Objective:
Each entry below must be repeated exactly, with pictures left out.

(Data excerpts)
_ _ _

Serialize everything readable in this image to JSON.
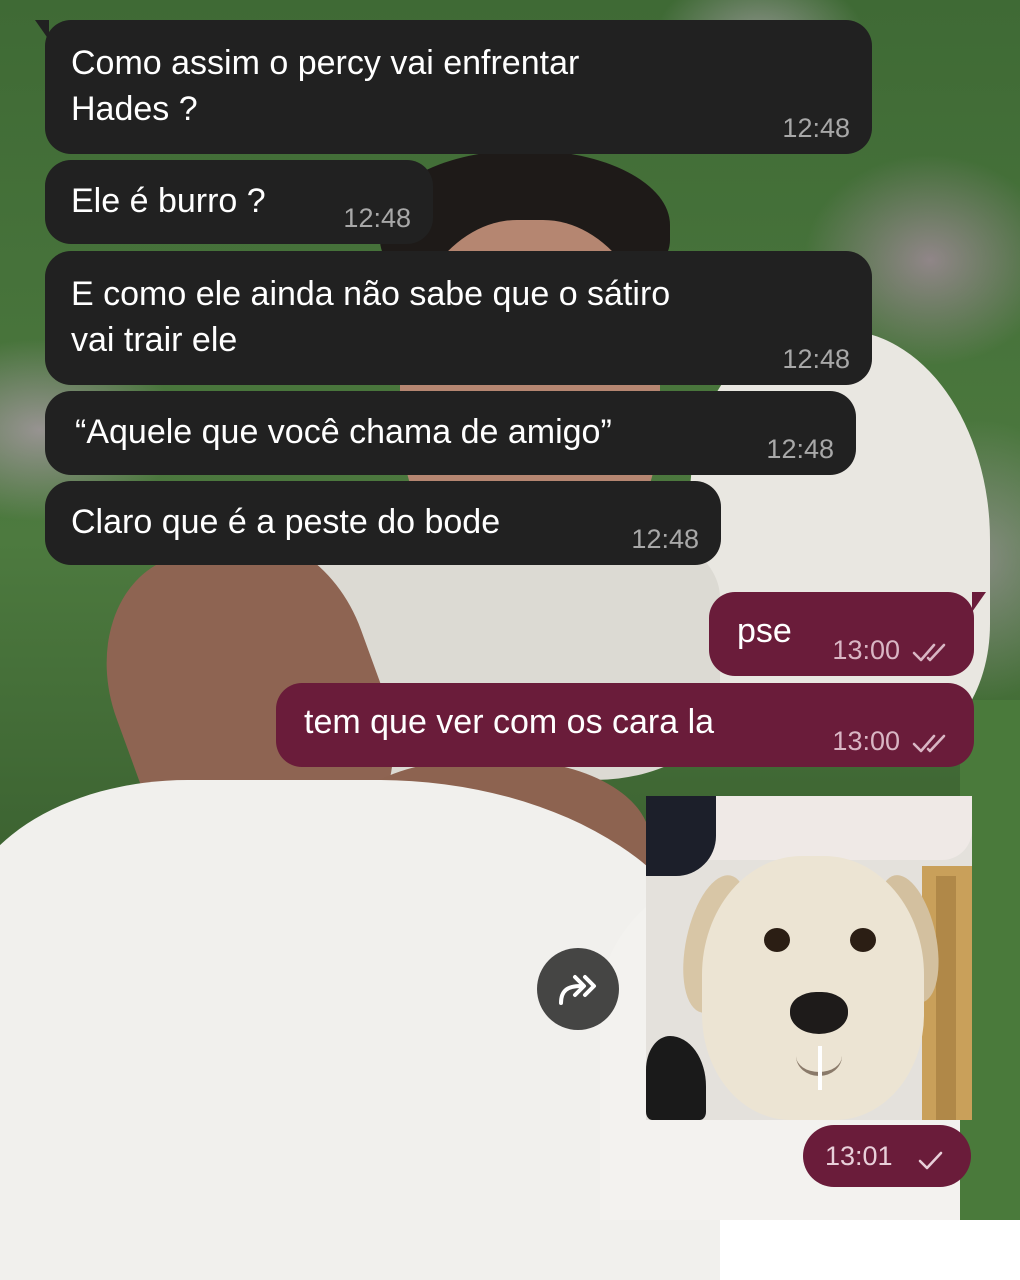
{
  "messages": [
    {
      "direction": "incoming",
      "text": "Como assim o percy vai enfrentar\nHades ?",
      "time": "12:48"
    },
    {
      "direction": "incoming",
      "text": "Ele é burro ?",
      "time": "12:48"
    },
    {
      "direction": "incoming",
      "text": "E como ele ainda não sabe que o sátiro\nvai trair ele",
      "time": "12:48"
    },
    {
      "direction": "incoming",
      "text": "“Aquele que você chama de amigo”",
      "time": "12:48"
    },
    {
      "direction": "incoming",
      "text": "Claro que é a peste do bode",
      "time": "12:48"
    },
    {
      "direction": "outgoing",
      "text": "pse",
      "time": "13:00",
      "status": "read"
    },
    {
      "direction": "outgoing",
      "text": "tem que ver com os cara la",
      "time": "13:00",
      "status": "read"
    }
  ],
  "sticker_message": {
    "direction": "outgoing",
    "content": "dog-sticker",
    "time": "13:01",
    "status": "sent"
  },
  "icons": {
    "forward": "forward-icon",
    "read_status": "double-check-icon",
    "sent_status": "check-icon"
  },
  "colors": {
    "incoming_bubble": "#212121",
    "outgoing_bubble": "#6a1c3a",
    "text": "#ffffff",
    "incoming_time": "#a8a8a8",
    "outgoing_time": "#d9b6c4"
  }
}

_ _ _

Solution:
Serialize everything readable in this image to JSON.
{
  "messages": [
    {
      "direction": "incoming",
      "text": "Como assim o percy vai enfrentar\nHades ?",
      "time": "12:48"
    },
    {
      "direction": "incoming",
      "text": "Ele é burro ?",
      "time": "12:48"
    },
    {
      "direction": "incoming",
      "text": "E como ele ainda não sabe que o sátiro\nvai trair ele",
      "time": "12:48"
    },
    {
      "direction": "incoming",
      "text": "“Aquele que você chama de amigo”",
      "time": "12:48"
    },
    {
      "direction": "incoming",
      "text": "Claro que é a peste do bode",
      "time": "12:48"
    },
    {
      "direction": "outgoing",
      "text": "pse",
      "time": "13:00",
      "status": "read"
    },
    {
      "direction": "outgoing",
      "text": "tem que ver com os cara la",
      "time": "13:00",
      "status": "read"
    }
  ],
  "sticker_message": {
    "direction": "outgoing",
    "content": "dog-sticker",
    "time": "13:01",
    "status": "sent"
  },
  "icons": {
    "forward": "forward-icon",
    "read_status": "double-check-icon",
    "sent_status": "check-icon"
  },
  "colors": {
    "incoming_bubble": "#212121",
    "outgoing_bubble": "#6a1c3a",
    "text": "#ffffff",
    "incoming_time": "#a8a8a8",
    "outgoing_time": "#d9b6c4"
  }
}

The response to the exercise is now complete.